■ **Task to complete**: Return the complete listing that follows, with each line reproduced exactly.

— Start —

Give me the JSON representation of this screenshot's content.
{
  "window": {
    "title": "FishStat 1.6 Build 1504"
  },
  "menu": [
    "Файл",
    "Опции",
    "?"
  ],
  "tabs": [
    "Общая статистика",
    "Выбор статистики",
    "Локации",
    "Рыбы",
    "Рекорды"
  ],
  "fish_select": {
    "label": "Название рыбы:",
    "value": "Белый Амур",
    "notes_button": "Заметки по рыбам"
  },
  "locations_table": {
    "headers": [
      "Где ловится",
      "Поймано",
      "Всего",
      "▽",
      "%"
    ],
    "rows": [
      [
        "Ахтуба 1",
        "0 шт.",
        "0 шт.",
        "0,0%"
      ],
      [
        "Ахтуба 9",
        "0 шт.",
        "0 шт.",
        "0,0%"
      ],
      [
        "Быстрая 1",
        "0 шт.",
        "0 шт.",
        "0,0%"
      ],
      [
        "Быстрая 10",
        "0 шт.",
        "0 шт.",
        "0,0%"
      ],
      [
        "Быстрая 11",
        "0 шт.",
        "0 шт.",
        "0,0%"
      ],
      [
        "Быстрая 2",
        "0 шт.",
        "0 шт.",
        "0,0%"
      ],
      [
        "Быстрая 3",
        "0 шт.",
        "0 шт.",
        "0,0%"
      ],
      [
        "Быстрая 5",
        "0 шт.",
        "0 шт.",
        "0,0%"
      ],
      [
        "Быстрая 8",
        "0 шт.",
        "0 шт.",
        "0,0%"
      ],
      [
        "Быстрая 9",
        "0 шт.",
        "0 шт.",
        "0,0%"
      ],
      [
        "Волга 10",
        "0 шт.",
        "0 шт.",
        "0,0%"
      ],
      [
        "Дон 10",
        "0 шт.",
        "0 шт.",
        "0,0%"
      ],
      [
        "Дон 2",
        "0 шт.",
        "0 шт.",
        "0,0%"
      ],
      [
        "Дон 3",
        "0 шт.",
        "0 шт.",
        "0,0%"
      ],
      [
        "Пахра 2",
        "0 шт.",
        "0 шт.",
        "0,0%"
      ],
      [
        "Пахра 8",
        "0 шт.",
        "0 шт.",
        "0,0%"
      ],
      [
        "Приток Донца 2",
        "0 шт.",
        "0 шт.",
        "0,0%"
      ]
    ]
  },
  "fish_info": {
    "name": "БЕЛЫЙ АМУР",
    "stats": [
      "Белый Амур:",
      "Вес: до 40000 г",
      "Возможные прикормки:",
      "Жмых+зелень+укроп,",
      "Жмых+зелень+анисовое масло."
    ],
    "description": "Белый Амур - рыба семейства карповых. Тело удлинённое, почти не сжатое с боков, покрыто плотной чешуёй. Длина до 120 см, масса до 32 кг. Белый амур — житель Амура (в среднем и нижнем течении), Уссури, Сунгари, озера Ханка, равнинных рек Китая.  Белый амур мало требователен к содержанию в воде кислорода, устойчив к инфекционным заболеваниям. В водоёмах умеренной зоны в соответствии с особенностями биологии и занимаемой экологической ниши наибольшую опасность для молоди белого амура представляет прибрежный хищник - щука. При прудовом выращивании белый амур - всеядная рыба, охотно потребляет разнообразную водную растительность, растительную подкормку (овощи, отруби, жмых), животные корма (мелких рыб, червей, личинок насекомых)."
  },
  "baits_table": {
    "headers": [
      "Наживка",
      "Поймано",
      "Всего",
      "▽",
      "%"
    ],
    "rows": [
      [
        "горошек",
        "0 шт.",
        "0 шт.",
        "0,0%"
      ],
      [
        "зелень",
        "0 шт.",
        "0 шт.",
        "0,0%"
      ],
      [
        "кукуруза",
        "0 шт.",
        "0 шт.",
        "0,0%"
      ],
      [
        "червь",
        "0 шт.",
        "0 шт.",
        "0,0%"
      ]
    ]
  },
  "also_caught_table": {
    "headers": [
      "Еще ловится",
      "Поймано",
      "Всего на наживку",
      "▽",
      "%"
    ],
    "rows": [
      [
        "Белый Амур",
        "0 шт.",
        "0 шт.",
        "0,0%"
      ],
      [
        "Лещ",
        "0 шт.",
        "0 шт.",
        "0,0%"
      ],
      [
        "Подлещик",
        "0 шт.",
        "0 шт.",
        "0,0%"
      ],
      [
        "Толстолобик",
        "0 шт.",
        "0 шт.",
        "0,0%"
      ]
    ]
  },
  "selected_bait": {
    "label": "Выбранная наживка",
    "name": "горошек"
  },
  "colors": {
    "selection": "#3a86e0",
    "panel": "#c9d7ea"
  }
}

— End —

■ **The completed task**:
Give me the JSON representation of this screenshot's content.
{
  "window": {
    "title": "FishStat 1.6 Build 1504"
  },
  "menu": [
    "Файл",
    "Опции",
    "?"
  ],
  "tabs": [
    "Общая статистика",
    "Выбор статистики",
    "Локации",
    "Рыбы",
    "Рекорды"
  ],
  "fish_select": {
    "label": "Название рыбы:",
    "value": "Белый Амур",
    "notes_button": "Заметки по рыбам"
  },
  "locations_table": {
    "headers": [
      "Где ловится",
      "Поймано",
      "Всего",
      "▽",
      "%"
    ],
    "rows": [
      [
        "Ахтуба 1",
        "0 шт.",
        "0 шт.",
        "0,0%"
      ],
      [
        "Ахтуба 9",
        "0 шт.",
        "0 шт.",
        "0,0%"
      ],
      [
        "Быстрая 1",
        "0 шт.",
        "0 шт.",
        "0,0%"
      ],
      [
        "Быстрая 10",
        "0 шт.",
        "0 шт.",
        "0,0%"
      ],
      [
        "Быстрая 11",
        "0 шт.",
        "0 шт.",
        "0,0%"
      ],
      [
        "Быстрая 2",
        "0 шт.",
        "0 шт.",
        "0,0%"
      ],
      [
        "Быстрая 3",
        "0 шт.",
        "0 шт.",
        "0,0%"
      ],
      [
        "Быстрая 5",
        "0 шт.",
        "0 шт.",
        "0,0%"
      ],
      [
        "Быстрая 8",
        "0 шт.",
        "0 шт.",
        "0,0%"
      ],
      [
        "Быстрая 9",
        "0 шт.",
        "0 шт.",
        "0,0%"
      ],
      [
        "Волга 10",
        "0 шт.",
        "0 шт.",
        "0,0%"
      ],
      [
        "Дон 10",
        "0 шт.",
        "0 шт.",
        "0,0%"
      ],
      [
        "Дон 2",
        "0 шт.",
        "0 шт.",
        "0,0%"
      ],
      [
        "Дон 3",
        "0 шт.",
        "0 шт.",
        "0,0%"
      ],
      [
        "Пахра 2",
        "0 шт.",
        "0 шт.",
        "0,0%"
      ],
      [
        "Пахра 8",
        "0 шт.",
        "0 шт.",
        "0,0%"
      ],
      [
        "Приток Донца 2",
        "0 шт.",
        "0 шт.",
        "0,0%"
      ]
    ]
  },
  "fish_info": {
    "name": "БЕЛЫЙ АМУР",
    "stats": [
      "Белый Амур:",
      "Вес: до 40000 г",
      "Возможные прикормки:",
      "Жмых+зелень+укроп,",
      "Жмых+зелень+анисовое масло."
    ],
    "description": "Белый Амур - рыба семейства карповых. Тело удлинённое, почти не сжатое с боков, покрыто плотной чешуёй. Длина до 120 см, масса до 32 кг. Белый амур — житель Амура (в среднем и нижнем течении), Уссури, Сунгари, озера Ханка, равнинных рек Китая.  Белый амур мало требователен к содержанию в воде кислорода, устойчив к инфекционным заболеваниям. В водоёмах умеренной зоны в соответствии с особенностями биологии и занимаемой экологической ниши наибольшую опасность для молоди белого амура представляет прибрежный хищник - щука. При прудовом выращивании белый амур - всеядная рыба, охотно потребляет разнообразную водную растительность, растительную подкормку (овощи, отруби, жмых), животные корма (мелких рыб, червей, личинок насекомых)."
  },
  "baits_table": {
    "headers": [
      "Наживка",
      "Поймано",
      "Всего",
      "▽",
      "%"
    ],
    "rows": [
      [
        "горошек",
        "0 шт.",
        "0 шт.",
        "0,0%"
      ],
      [
        "зелень",
        "0 шт.",
        "0 шт.",
        "0,0%"
      ],
      [
        "кукуруза",
        "0 шт.",
        "0 шт.",
        "0,0%"
      ],
      [
        "червь",
        "0 шт.",
        "0 шт.",
        "0,0%"
      ]
    ]
  },
  "also_caught_table": {
    "headers": [
      "Еще ловится",
      "Поймано",
      "Всего на наживку",
      "▽",
      "%"
    ],
    "rows": [
      [
        "Белый Амур",
        "0 шт.",
        "0 шт.",
        "0,0%"
      ],
      [
        "Лещ",
        "0 шт.",
        "0 шт.",
        "0,0%"
      ],
      [
        "Подлещик",
        "0 шт.",
        "0 шт.",
        "0,0%"
      ],
      [
        "Толстолобик",
        "0 шт.",
        "0 шт.",
        "0,0%"
      ]
    ]
  },
  "selected_bait": {
    "label": "Выбранная наживка",
    "name": "горошек"
  },
  "colors": {
    "selection": "#3a86e0",
    "panel": "#c9d7ea"
  }
}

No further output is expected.